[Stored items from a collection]

____

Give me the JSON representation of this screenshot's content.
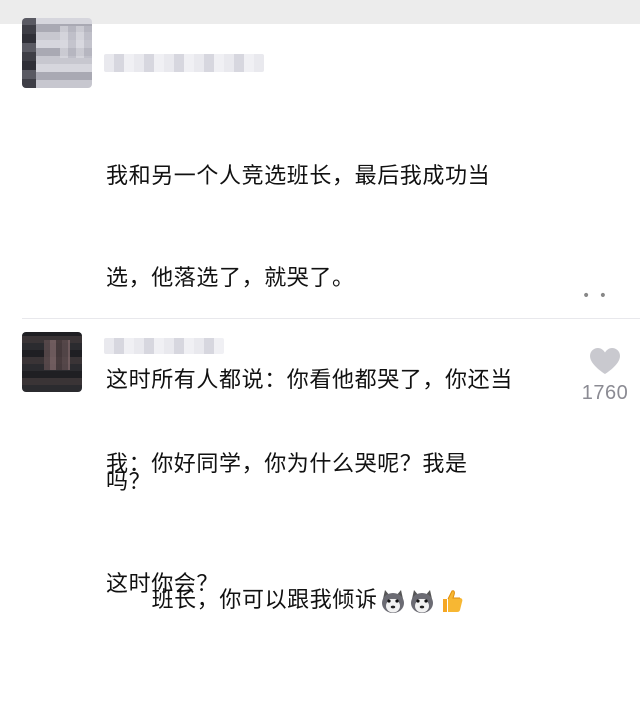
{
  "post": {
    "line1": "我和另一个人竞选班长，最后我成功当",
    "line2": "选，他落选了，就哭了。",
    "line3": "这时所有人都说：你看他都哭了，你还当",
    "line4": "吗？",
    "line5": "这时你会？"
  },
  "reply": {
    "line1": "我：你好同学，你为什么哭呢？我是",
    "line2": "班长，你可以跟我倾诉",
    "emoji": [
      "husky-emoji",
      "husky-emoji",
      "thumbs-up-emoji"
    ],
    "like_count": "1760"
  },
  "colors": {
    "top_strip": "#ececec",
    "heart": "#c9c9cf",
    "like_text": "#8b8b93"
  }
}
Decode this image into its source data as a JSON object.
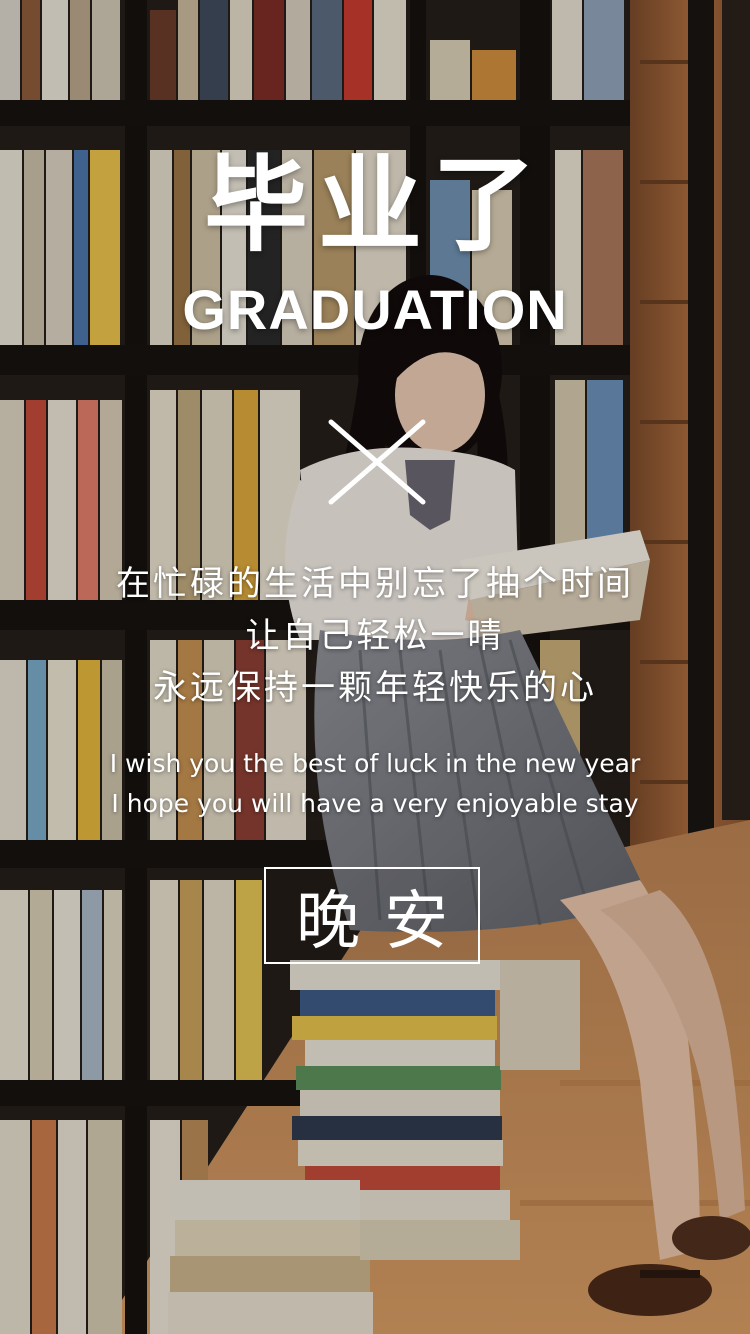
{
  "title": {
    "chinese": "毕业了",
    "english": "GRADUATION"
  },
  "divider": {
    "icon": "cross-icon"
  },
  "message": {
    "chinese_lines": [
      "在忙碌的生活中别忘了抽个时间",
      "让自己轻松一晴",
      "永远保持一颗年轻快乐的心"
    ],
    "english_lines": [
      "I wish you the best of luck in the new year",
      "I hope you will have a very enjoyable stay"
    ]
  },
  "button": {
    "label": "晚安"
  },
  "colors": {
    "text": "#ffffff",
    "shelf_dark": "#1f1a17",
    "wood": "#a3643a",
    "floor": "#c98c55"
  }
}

____

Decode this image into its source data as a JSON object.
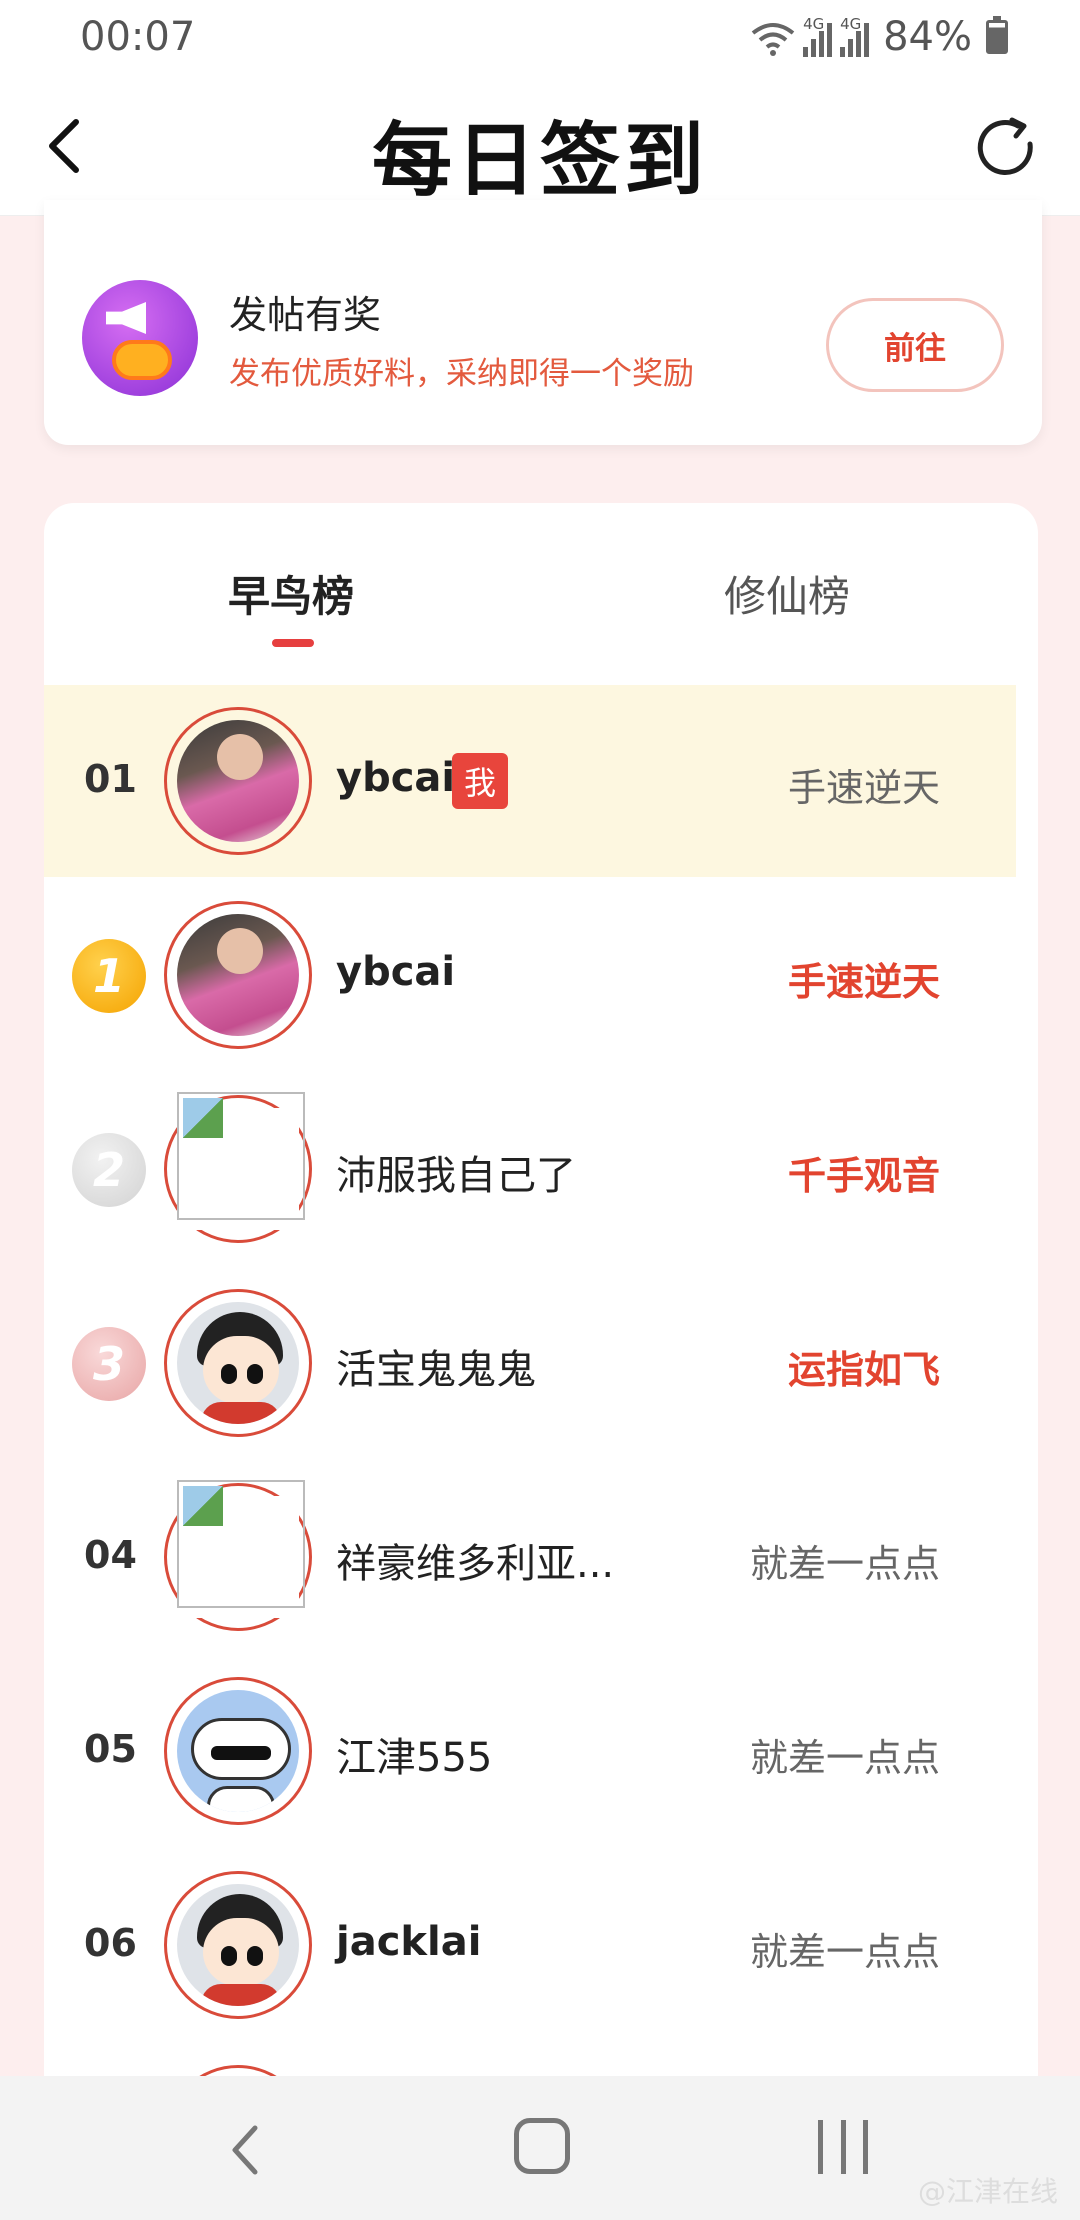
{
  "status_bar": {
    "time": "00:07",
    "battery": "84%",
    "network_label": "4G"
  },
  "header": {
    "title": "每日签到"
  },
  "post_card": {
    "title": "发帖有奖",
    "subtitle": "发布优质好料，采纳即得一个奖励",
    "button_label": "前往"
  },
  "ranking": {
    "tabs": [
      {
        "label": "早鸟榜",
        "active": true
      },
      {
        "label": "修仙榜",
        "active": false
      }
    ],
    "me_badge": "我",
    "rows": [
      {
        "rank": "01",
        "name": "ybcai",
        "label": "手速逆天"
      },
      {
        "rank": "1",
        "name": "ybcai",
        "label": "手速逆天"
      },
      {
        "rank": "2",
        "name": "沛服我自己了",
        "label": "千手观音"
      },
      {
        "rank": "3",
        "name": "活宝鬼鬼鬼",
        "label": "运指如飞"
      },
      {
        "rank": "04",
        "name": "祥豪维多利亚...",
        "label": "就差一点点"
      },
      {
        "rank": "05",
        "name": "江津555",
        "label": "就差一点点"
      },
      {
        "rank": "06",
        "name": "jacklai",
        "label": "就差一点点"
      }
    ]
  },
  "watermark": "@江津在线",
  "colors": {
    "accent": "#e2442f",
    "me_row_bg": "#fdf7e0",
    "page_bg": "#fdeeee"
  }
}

____

### Direction
Identify the lines above that contain the word "name", then copy them.

### Written solution
        "name": "ybcai",
        "name": "ybcai",
        "name": "沛服我自己了",
        "name": "活宝鬼鬼鬼",
        "name": "祥豪维多利亚...",
        "name": "江津555",
        "name": "jacklai",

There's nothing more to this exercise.